TO DO
The answer must be every record below, reproduced exactly.
RECORDS TO USE START
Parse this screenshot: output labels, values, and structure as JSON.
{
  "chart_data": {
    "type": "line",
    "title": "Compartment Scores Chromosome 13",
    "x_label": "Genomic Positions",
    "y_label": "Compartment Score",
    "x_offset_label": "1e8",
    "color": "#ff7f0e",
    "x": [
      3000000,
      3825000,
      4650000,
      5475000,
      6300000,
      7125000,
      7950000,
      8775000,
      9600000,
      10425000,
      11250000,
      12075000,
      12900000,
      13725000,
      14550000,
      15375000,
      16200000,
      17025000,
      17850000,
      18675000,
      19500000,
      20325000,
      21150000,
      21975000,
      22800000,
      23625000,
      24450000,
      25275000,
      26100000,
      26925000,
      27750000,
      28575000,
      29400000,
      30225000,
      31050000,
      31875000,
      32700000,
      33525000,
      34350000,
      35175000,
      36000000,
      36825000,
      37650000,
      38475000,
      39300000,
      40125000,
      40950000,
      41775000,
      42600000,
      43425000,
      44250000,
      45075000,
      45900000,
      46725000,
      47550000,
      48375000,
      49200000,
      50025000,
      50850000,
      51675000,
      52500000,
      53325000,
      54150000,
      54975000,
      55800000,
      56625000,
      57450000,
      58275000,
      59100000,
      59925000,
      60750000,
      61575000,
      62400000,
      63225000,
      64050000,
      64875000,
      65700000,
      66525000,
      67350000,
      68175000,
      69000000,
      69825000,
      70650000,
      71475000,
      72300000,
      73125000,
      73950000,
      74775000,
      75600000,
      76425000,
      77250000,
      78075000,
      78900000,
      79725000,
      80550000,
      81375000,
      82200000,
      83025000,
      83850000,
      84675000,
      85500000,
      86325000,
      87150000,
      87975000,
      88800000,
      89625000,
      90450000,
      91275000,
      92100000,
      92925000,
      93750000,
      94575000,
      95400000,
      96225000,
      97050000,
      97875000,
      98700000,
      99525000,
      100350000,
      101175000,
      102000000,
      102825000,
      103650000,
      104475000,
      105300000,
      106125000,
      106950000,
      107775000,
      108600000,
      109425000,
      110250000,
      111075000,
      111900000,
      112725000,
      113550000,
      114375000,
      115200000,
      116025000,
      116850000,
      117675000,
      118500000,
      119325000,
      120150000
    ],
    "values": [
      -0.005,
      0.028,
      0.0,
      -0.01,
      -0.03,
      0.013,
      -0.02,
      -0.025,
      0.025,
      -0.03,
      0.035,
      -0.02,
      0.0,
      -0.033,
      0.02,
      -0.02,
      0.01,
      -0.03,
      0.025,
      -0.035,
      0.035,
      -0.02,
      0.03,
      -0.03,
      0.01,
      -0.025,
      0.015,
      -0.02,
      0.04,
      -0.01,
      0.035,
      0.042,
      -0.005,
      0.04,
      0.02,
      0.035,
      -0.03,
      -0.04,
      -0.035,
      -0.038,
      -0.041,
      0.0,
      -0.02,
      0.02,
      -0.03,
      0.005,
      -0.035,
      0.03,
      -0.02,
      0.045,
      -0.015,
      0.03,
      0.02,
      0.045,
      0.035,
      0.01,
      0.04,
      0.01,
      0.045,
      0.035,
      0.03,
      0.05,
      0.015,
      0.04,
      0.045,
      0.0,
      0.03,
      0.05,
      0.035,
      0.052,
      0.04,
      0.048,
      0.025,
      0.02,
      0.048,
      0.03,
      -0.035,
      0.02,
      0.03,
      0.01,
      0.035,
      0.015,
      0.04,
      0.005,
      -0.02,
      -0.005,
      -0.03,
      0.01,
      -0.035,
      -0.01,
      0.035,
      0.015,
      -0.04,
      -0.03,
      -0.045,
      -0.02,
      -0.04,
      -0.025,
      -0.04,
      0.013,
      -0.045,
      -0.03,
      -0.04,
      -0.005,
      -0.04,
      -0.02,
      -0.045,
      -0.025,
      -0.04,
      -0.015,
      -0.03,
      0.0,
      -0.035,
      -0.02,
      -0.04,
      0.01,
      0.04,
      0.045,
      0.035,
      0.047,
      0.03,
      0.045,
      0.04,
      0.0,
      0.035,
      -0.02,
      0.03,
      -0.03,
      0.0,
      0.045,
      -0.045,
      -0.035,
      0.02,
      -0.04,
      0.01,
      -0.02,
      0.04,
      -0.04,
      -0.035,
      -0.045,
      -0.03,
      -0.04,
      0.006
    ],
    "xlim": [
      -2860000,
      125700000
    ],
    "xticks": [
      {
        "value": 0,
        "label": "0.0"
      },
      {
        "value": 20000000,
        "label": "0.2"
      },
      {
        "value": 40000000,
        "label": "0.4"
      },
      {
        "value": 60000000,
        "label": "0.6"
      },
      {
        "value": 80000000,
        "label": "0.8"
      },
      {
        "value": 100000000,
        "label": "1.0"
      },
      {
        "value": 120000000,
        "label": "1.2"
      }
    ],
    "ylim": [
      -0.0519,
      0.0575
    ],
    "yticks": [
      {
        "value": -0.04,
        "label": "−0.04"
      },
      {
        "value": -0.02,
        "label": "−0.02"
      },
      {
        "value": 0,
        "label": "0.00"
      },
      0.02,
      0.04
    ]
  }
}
RECORDS TO USE END
SOLUTION TO THIS TASK
Parse this screenshot: output labels, values, and structure as JSON.
{
  "chart_data": {
    "type": "line",
    "title": "Compartment Scores Chromosome 13",
    "x_label": "Genomic Positions",
    "y_label": "Compartment Score",
    "x_offset_label": "1e8",
    "color": "#ff7f0e",
    "x": [
      3000000,
      3825000,
      4650000,
      5475000,
      6300000,
      7125000,
      7950000,
      8775000,
      9600000,
      10425000,
      11250000,
      12075000,
      12900000,
      13725000,
      14550000,
      15375000,
      16200000,
      17025000,
      17850000,
      18675000,
      19500000,
      20325000,
      21150000,
      21975000,
      22800000,
      23625000,
      24450000,
      25275000,
      26100000,
      26925000,
      27750000,
      28575000,
      29400000,
      30225000,
      31050000,
      31875000,
      32700000,
      33525000,
      34350000,
      35175000,
      36000000,
      36825000,
      37650000,
      38475000,
      39300000,
      40125000,
      40950000,
      41775000,
      42600000,
      43425000,
      44250000,
      45075000,
      45900000,
      46725000,
      47550000,
      48375000,
      49200000,
      50025000,
      50850000,
      51675000,
      52500000,
      53325000,
      54150000,
      54975000,
      55800000,
      56625000,
      57450000,
      58275000,
      59100000,
      59925000,
      60750000,
      61575000,
      62400000,
      63225000,
      64050000,
      64875000,
      65700000,
      66525000,
      67350000,
      68175000,
      69000000,
      69825000,
      70650000,
      71475000,
      72300000,
      73125000,
      73950000,
      74775000,
      75600000,
      76425000,
      77250000,
      78075000,
      78900000,
      79725000,
      80550000,
      81375000,
      82200000,
      83025000,
      83850000,
      84675000,
      85500000,
      86325000,
      87150000,
      87975000,
      88800000,
      89625000,
      90450000,
      91275000,
      92100000,
      92925000,
      93750000,
      94575000,
      95400000,
      96225000,
      97050000,
      97875000,
      98700000,
      99525000,
      100350000,
      101175000,
      102000000,
      102825000,
      103650000,
      104475000,
      105300000,
      106125000,
      106950000,
      107775000,
      108600000,
      109425000,
      110250000,
      111075000,
      111900000,
      112725000,
      113550000,
      114375000,
      115200000,
      116025000,
      116850000,
      117675000,
      118500000,
      119325000,
      120150000
    ],
    "values": [
      -0.005,
      0.028,
      0.0,
      -0.01,
      -0.03,
      0.013,
      -0.02,
      -0.025,
      0.025,
      -0.03,
      0.035,
      -0.02,
      0.0,
      -0.033,
      0.02,
      -0.02,
      0.01,
      -0.03,
      0.025,
      -0.035,
      0.035,
      -0.02,
      0.03,
      -0.03,
      0.01,
      -0.025,
      0.015,
      -0.02,
      0.04,
      -0.01,
      0.035,
      0.042,
      -0.005,
      0.04,
      0.02,
      0.035,
      -0.03,
      -0.04,
      -0.035,
      -0.038,
      -0.041,
      0.0,
      -0.02,
      0.02,
      -0.03,
      0.005,
      -0.035,
      0.03,
      -0.02,
      0.045,
      -0.015,
      0.03,
      0.02,
      0.045,
      0.035,
      0.01,
      0.04,
      0.01,
      0.045,
      0.035,
      0.03,
      0.05,
      0.015,
      0.04,
      0.045,
      0.0,
      0.03,
      0.05,
      0.035,
      0.052,
      0.04,
      0.048,
      0.025,
      0.02,
      0.048,
      0.03,
      -0.035,
      0.02,
      0.03,
      0.01,
      0.035,
      0.015,
      0.04,
      0.005,
      -0.02,
      -0.005,
      -0.03,
      0.01,
      -0.035,
      -0.01,
      0.035,
      0.015,
      -0.04,
      -0.03,
      -0.045,
      -0.02,
      -0.04,
      -0.025,
      -0.04,
      0.013,
      -0.045,
      -0.03,
      -0.04,
      -0.005,
      -0.04,
      -0.02,
      -0.045,
      -0.025,
      -0.04,
      -0.015,
      -0.03,
      0.0,
      -0.035,
      -0.02,
      -0.04,
      0.01,
      0.04,
      0.045,
      0.035,
      0.047,
      0.03,
      0.045,
      0.04,
      0.0,
      0.035,
      -0.02,
      0.03,
      -0.03,
      0.0,
      0.045,
      -0.045,
      -0.035,
      0.02,
      -0.04,
      0.01,
      -0.02,
      0.04,
      -0.04,
      -0.035,
      -0.045,
      -0.03,
      -0.04,
      0.006
    ],
    "xlim": [
      -2860000,
      125700000
    ],
    "xticks": [
      {
        "value": 0,
        "label": "0.0"
      },
      {
        "value": 20000000,
        "label": "0.2"
      },
      {
        "value": 40000000,
        "label": "0.4"
      },
      {
        "value": 60000000,
        "label": "0.6"
      },
      {
        "value": 80000000,
        "label": "0.8"
      },
      {
        "value": 100000000,
        "label": "1.0"
      },
      {
        "value": 120000000,
        "label": "1.2"
      }
    ],
    "ylim": [
      -0.0519,
      0.0575
    ],
    "yticks": [
      {
        "value": -0.04,
        "label": "−0.04"
      },
      {
        "value": -0.02,
        "label": "−0.02"
      },
      {
        "value": 0,
        "label": "0.00"
      },
      0.02,
      0.04
    ]
  }
}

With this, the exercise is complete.